Texte fourni >>
Tout le monde se souvient de ce qu'il faisait il y a quatre ans, en fin de soirée. Pour ma part, j'étais avec mes ami(e)s au Bistrot de la Scène, à Dijon. Je jouais et dansais l'histoire de la Goulue avec Julie, Mag, Fanfan, Ligia, Gérald, Brigitte et les autres. Une rumeur a bruissé dans les coulisses à la fin du spectacle. Ce n'était qu'un frémissement. Plus tard, dans la voiture, encore fardées et coiffées, dans la nuit et le brouillard du retour à Beaune, nous écoutions la radio déverser des informations qui nous laissèrent sans voix. Le lendemain, après de nombreuses incertitudes sur l'annulation probable de tout un tas de festivités, nous avions pu jouer la dernière, dans une symbiose incroyable avec le public. Notre French cancan et la liberté de Louise Weber prenaient tout leur sens.
Longtemps je me suis refusé
à lire « Le livre que je ne voulais pas écrire » d’Erwan Larher. Pourquoi, alors, quatre ans plus tard, me plonger dans le récit de cette funeste soirée ?
13 novembre 2015, concert des
Eagles of Death Metal au Bataclan. Erwan Larher, écrivain, est au mauvais
endroit au mauvais moment. Après la bataille, on le presse logiquement de
raconter son histoire. Soit. Je ne voyais pas la nécessité de nourrir une
potentielle curiosité morbide. Pas plus que je n'avais envie de me plonger dans cette
lecture intrinsèque des événements. Et puis, un jour, le besoin de dépasser les
préjugés et de me faire une opinion a eu raison de mes réticences.
Me voilà donc embarquée avec
Erwan Larher qui rembobine les cassettes audio (les 60 minutes, parce que les 90, trop fragiles, la bande se fait la malle !) et découvre toute la musique qu’il
aime. Des années plus tard, il promène sa silhouette dégingandée, ses cheveux
en pétard et ses santiags au Bataclan. Pas de bol. Il se retrouve, ni pleutre,
ni héros, allongé derrière un pilier, une balle dans la fesse et les mains
d’une autre victime accrochées à ses mollets. Il ne réalise pas très bien
comment il échappe au tir qui lui serait fatal. La musique s’est arrêtée. Au
sol, la masse des corps pétrifiés, de peur, de douleur ou pire. ça mitraille dès qu’un téléphone sonne.
Erwan a oublié le sien. Le moment interminable des salves achevé, il demeure là, immobile.

Tâches à réaliser >>
A. Répondez à ces questions sur le texte à propos du livre d'Erwan Larher, une réponse par ligne, avec le même repère :
(i) Dans quelle ville se trouve le Bistrot de la Scène ?
(ii) Quel groupe donnait un concert au Bataclan le 13 novembre 2015 ?
(iii) Derrière quoi Erwan Larher se retrouve-t-il allongé ?
B. Prolongez le texte à propos du livre d'Erwan Larher à partir de sa dernière phrase, « Le moment interminable des salves achevé, il demeure là, immobile. »

Lignes extraites >>
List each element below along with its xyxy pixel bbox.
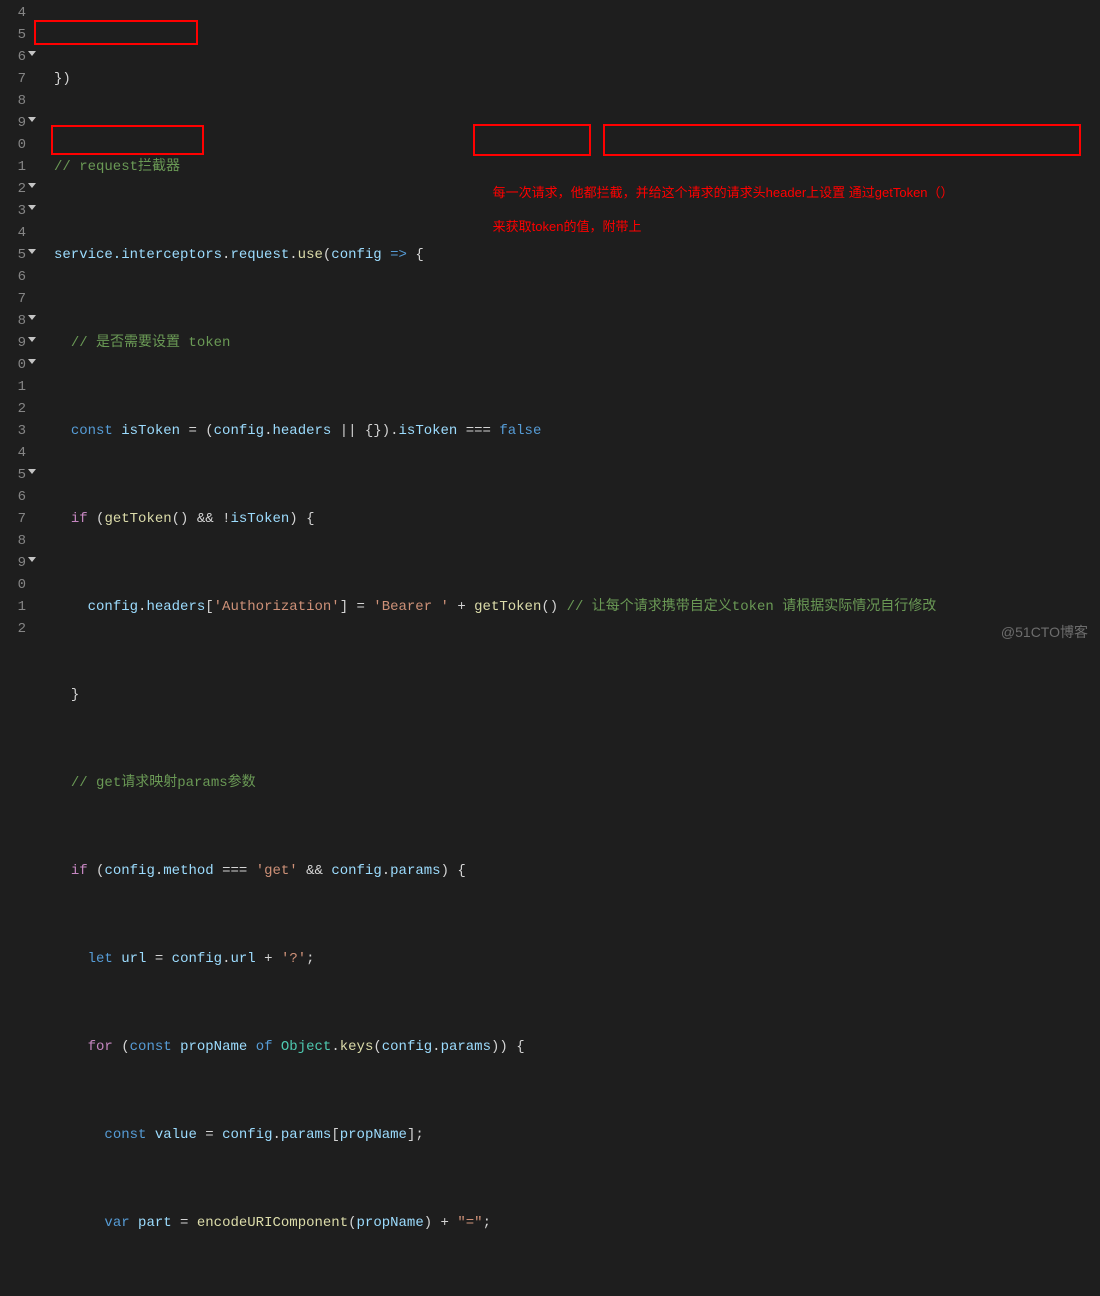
fold-icon[interactable] <box>28 557 36 562</box>
line-number: 3 <box>0 200 26 222</box>
line-number: 1 <box>0 376 26 398</box>
line-number: 1 <box>0 156 26 178</box>
highlight-box <box>51 125 204 155</box>
line-number: 0 <box>0 354 26 376</box>
line-number: 9 <box>0 112 26 134</box>
code-line: if (getToken() && !isToken) { <box>54 508 1100 530</box>
code-line: var part = encodeURIComponent(propName) … <box>54 1212 1100 1234</box>
code-line: } <box>54 684 1100 706</box>
fold-icon[interactable] <box>28 315 36 320</box>
code-line: const value = config.params[propName]; <box>54 1124 1100 1146</box>
line-number: 3 <box>0 420 26 442</box>
code-line: // 是否需要设置 token <box>54 332 1100 354</box>
line-number: 1 <box>0 596 26 618</box>
line-number: 0 <box>0 574 26 596</box>
code-area[interactable]: }) // request拦截器 service.interceptors.re… <box>36 0 1100 648</box>
line-number: 7 <box>0 68 26 90</box>
highlight-box <box>603 124 1081 156</box>
fold-icon[interactable] <box>28 249 36 254</box>
line-number: 2 <box>0 398 26 420</box>
line-number: 6 <box>0 266 26 288</box>
code-line: for (const propName of Object.keys(confi… <box>54 1036 1100 1058</box>
code-editor[interactable]: 45678901234567890123456789012 }) // requ… <box>0 0 1100 648</box>
code-line: let url = config.url + '?'; <box>54 948 1100 970</box>
line-number-gutter: 45678901234567890123456789012 <box>0 0 36 648</box>
watermark: @51CTO博客 <box>1001 622 1088 642</box>
line-number: 5 <box>0 244 26 266</box>
line-number: 8 <box>0 90 26 112</box>
line-number: 6 <box>0 46 26 68</box>
fold-icon[interactable] <box>28 183 36 188</box>
line-number: 9 <box>0 552 26 574</box>
fold-icon[interactable] <box>28 337 36 342</box>
fold-icon[interactable] <box>28 359 36 364</box>
line-number: 5 <box>0 24 26 46</box>
line-number: 2 <box>0 618 26 640</box>
highlight-box <box>34 20 198 45</box>
line-number: 6 <box>0 486 26 508</box>
line-number: 4 <box>0 2 26 24</box>
code-line: if (config.method === 'get' && config.pa… <box>54 860 1100 882</box>
line-number: 8 <box>0 310 26 332</box>
code-line: config.headers['Authorization'] = 'Beare… <box>54 596 1100 618</box>
fold-icon[interactable] <box>28 469 36 474</box>
line-number: 9 <box>0 332 26 354</box>
line-number: 7 <box>0 288 26 310</box>
fold-icon[interactable] <box>28 51 36 56</box>
line-number: 5 <box>0 464 26 486</box>
line-number: 7 <box>0 508 26 530</box>
line-number: 8 <box>0 530 26 552</box>
fold-icon[interactable] <box>28 117 36 122</box>
line-number: 4 <box>0 222 26 244</box>
line-number: 4 <box>0 442 26 464</box>
code-line: const isToken = (config.headers || {}).i… <box>54 420 1100 442</box>
code-line: // get请求映射params参数 <box>54 772 1100 794</box>
annotation-text: 每一次请求，他都拦截，并给这个请求的请求头header上设置 通过getToke… <box>471 167 954 252</box>
fold-icon[interactable] <box>28 205 36 210</box>
line-number: 2 <box>0 178 26 200</box>
code-line: }) <box>54 68 1100 90</box>
line-number: 0 <box>0 134 26 156</box>
highlight-box <box>473 124 591 156</box>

Réponses attendues >>
A.
(i) Dijon
(ii) Eagles of Death Metal
(iii) Derrière un pilier

B.
Que se passe-t-il ? Il a le temps d’écouter, de réfléchir, de chercher à
comprendre, d’y renoncer. Les secours arrivent. Il a froid. Dans les yeux de
ceux qui lui viennent en aide, il distingue l’effarement et le sentiment
d’impuissance. Dans l’ambulance, il n’est pas le seul blessé. A l’hôpital, on
l’examine, on l’opère. Coton, chaleur, soulagement. Où sont passées les santiags
qu’il avait aux pieds en arrivant ? Dans les jours et les semaines qui
suivent, il faut se rassembler et recoller les morceaux.
Que faire de tout ça ? Un
objet littéraire. Est-ce prétentieux ? Rien ne l’est vraiment dans ce
livre bluffant qu’on lit de bout en bout en retenant son souffle, en riant, en
tremblant... L’écriture est érudite, soignée, subtile. L’auteur fait preuve de
rigueur en même temps que d’une grande capacité à l’autodérision ( à son corps
défendant peut-être, mais le fait est). Il décrit humblement ce qui lui arrive,
sans misérabilisme, sans colère. Il imagine sans mépris le néant des auteurs du
crime ; à quoi mène parfois la carence d’amour, de culture et de
perspectives. Si cela ne tuait pas d’humains, c’en serait risible. Erwan Larher
évite tous les écueils de l’exercice avec à la fois beaucoup d’émotion et de
détachement. Il a également demandé à ses proches de lui livrer leur
témoignage. On passe donc de son propre récit à celui d’autres narrateurs qui
évoquent ce qu’ils faisaient ce soir-là, au moment où ils ont réalisé que leur
ami, fils, pote était dans l’enfer du Bataclan. Il raconte aussi l’après :
la blessure, l’hôpital, la convalescence, la rééducation. L’impact émotionnel
invisible sur les séquelles physiques. Il se livre sans fard ni fausse pudeur
et réussit la prouesse de n’être jamais exhibitionniste. C’est touchant. A la fin du livre il laisse la plume à un autre écrivain talentueux, la frêle et magnétique Loulou Robert,
qu’il a rencontrée après tout ça, dans un salon littéraire du sud de la France.
Il aurait pu « rester sur [ses] préjugés de snob de la littérature : « Une mannequin qui
écrit ? ! » et l'ignorer. Il ne l’a pas fait, il a eu raison. Loulou achève le récit par le plus beau des mots, celui par lequel une autre histoire commence.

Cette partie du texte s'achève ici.